Directions:
A. In the mail hosting thread, how many years does Red Hat support each release?
B. Please write out the part of the mail hosting thread that opens with the words containing "Not me, but" and closes with "to do that.".
C. Extend the mail hosting thread onward from its last sentence.
======== Quoted passage ========
I would appreciate any hint ...

THX in advance

--

Jean-David Beyer

2006-07-26, 7:13 am

JAJA wrote:
> question:
>
> suppose you have to provide mail hosting as ISP for 100 000 users ....
> pop3 mailboxes, mail forvarding, aliases, and all the "ususaly"
> services to mail users .... how to build that on Linux ... what
> distibution and software to use ....
>
> also, same question regarding web hosting ...
>
> I would appreciate any hint ...
>

If you have to do that, and are serious, then I suggest something like Red
Hat Enterprise Linux, one of its clones (e.g., CentOS), or SuSE's
equivalent. You do not necessarily want state-of-the-art, such as Fedora;
you will want and your users will need, reliable, stable, systems that you
do not have to upgrade every 6 months. In Red Hat's case, they support each
release for seven years.

--
.~. Jean-David Beyer Registered Linux User 85642.
/V\ PGP-Key: 9A2FC99A Registered Machine 241939.
/( )\ Shrewsbury, New Jersey http://counter.li.org
^^-^^ 07:35:01 up 5 days, 14:13, 3 users, load average: 4.29, 4.41, 4.71
JAJA

2006-07-26, 7:13 am

Jean-David Beyer wrote:

> JAJA wrote:
> If you have to do that, and are serious, then I suggest something
> like Red Hat Enterprise Linux, one of its clones (e.g., CentOS), or
> SuSE's equivalent. You do not necessarily want state-of-the-art, such
> as Fedora; you will want and your users will need, reliable, stable,
> systems that you do not have to upgrade every 6 months. In Red Hat's
> case, they support each release for seven years.


Thx for replay ... can you help me how to find some documentation
regarding how to implement thos solution ... is there (in the wild ;-)
any documentation how to configure the system an maybe most important,
how to dimension hardware resources ...

THX in advance

--

Jean-David Beyer

2006-07-26, 1:15 pm

JAJA wrote:
> Jean-David Beyer wrote:
>
>
> Thx for replay ... can you help me how to find some documentation
> regarding how to implement thos solution ... is there (in the wild ;-)
> any documentation how to configure the system an maybe most important,
> how to dimension hardware resources ...
>

Not me, but surely others can.

mailboxes can be handled by sendmail that comes with almost all
distributions, and definately with RHEL distributions. It talks pop3 if you
like. You can also put something like spamassassin in there to filter out a
lot of spam if your users wish that. If the users have logins on your
system, they can use various mail programs (e.g., mutt) to send and retrieve
e-mail. Probably they can use Thunderbird as well, though I never set up my
machine to do that.

Mostly, in other words, the stuff you will need probably will come with your
distribution. It will be a matter of learning how to do it. For sendmail,
there is a great book published by O'Reilly.
======== Dataset content ========
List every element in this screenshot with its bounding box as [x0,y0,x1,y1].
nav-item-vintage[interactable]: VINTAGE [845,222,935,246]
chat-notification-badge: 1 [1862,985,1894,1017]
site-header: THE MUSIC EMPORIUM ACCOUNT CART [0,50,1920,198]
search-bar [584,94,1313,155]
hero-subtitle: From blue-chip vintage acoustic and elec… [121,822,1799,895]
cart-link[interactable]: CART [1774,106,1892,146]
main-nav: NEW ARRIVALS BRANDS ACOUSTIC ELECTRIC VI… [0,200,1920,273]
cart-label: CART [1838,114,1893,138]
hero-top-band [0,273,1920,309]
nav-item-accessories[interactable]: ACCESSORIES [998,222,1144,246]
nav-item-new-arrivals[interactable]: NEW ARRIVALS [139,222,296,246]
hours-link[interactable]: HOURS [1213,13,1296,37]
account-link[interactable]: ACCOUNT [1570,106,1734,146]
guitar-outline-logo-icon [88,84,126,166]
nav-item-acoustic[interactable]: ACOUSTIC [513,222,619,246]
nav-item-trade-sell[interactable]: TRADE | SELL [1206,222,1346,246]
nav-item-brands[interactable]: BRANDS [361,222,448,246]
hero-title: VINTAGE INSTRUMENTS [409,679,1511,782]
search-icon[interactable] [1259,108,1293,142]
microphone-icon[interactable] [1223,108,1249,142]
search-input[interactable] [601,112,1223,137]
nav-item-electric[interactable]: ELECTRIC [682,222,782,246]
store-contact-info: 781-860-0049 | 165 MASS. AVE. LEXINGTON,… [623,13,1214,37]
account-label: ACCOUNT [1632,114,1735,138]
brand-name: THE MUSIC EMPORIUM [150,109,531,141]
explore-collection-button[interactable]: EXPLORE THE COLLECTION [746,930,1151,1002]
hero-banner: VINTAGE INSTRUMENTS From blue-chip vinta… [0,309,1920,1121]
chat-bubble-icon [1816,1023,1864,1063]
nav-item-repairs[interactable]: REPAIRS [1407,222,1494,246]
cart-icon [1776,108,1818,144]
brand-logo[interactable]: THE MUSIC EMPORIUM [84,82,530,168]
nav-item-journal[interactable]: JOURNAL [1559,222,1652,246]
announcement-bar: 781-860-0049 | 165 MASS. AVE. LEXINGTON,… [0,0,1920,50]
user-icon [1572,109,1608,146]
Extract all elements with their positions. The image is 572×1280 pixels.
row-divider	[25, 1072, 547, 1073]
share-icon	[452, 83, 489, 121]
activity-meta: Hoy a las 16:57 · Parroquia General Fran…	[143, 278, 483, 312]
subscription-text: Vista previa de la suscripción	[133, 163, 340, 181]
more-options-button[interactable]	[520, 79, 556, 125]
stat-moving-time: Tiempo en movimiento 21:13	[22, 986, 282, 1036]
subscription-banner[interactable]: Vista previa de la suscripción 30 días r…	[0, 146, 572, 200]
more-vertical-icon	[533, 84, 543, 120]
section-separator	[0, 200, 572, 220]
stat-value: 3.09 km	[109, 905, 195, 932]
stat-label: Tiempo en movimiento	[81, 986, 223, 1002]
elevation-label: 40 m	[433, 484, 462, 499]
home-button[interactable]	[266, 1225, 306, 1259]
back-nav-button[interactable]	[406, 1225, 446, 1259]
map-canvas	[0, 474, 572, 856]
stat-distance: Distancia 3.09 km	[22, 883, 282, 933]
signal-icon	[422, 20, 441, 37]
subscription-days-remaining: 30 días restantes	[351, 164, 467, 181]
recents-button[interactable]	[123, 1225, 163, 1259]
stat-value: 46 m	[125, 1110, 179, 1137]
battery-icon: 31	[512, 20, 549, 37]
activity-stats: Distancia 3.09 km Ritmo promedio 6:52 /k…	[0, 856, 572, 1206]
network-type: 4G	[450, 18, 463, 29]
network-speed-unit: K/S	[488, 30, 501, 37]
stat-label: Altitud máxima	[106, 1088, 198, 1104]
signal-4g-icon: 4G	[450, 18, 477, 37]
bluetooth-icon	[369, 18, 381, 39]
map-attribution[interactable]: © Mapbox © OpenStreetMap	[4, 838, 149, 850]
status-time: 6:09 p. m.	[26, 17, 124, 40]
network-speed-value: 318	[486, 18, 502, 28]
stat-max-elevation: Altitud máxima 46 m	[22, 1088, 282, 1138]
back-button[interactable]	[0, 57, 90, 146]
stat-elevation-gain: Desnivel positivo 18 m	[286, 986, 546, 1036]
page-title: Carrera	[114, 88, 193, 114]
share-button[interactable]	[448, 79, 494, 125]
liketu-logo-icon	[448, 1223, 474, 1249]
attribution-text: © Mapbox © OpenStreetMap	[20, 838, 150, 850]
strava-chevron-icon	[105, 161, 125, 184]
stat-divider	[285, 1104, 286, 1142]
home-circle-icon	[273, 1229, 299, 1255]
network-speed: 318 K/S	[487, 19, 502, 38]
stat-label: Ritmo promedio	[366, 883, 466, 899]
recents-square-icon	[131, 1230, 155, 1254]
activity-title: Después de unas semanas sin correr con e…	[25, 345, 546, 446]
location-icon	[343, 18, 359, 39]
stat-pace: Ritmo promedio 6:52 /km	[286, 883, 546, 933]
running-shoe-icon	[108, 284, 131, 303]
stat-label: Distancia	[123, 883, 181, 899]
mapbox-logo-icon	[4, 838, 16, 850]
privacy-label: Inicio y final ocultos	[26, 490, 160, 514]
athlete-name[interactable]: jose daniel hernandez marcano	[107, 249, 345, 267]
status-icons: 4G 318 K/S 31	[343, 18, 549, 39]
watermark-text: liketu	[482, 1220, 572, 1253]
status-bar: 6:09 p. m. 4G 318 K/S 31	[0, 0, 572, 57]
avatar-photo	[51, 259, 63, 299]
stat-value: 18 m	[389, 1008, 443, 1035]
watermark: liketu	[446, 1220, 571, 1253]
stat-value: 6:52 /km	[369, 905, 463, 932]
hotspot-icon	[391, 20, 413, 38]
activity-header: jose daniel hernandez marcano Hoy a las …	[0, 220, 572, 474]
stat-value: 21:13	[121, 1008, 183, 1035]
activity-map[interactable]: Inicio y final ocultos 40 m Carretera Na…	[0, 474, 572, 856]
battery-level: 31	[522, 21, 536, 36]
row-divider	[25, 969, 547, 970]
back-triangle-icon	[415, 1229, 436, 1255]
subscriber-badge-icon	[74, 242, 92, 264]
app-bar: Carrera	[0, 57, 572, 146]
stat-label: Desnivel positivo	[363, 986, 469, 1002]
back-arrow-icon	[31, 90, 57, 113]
========
Responses to the exercise:
A. Seven years.

B.
Not me, but surely others can.

mailboxes can be handled by sendmail that comes with almost all
distributions, and definately with RHEL distributions. It talks pop3 if you
like. You can also put something like spamassassin in there to filter out a
lot of spam if your users wish that. If the users have logins on your
system, they can use various mail programs (e.g., mutt) to send and retrieve
e-mail. Probably they can use Thunderbird as well, though I never set up my
machine to do that.

C.
--
.~. Jean-David Beyer Registered Linux User 85642.
/V\ PGP-Key: 9A2FC99A Registered Machine 241939.
/( )\ Shrewsbury, New Jersey http://counter.li.org
^^-^^ 11:50:01 up 5 days, 18:28, 3 users, load average: 4.21, 4.20, 4.08
Kurt

2006-07-27, 1:13 am

JAJA wrote:
> question:
>
> suppose you have to provide mail hosting as ISP for 100 000 users ....
> pop3 mailboxes, mail forvarding, aliases, and all the "ususaly"
> services to mail users .... how to build that on Linux ... what
> distibution and software to use ....
>
> also, same question regarding web hosting ...
>
> I would appreciate any hint ...
>
> THX in advance
>


Just as a side note, take a look at Zimbra Collaboration Suite (ZCS).
Just google. It's Open Source and comes in a commercial and freeware
flavor. Because it's a commercial package it is being actively
developed. I installed it a few weeks ago and it's really a nice
enterprise package. It supports virtual domains, has built-in
clustering, an awesome web client - but also speaks pop3 and even imap.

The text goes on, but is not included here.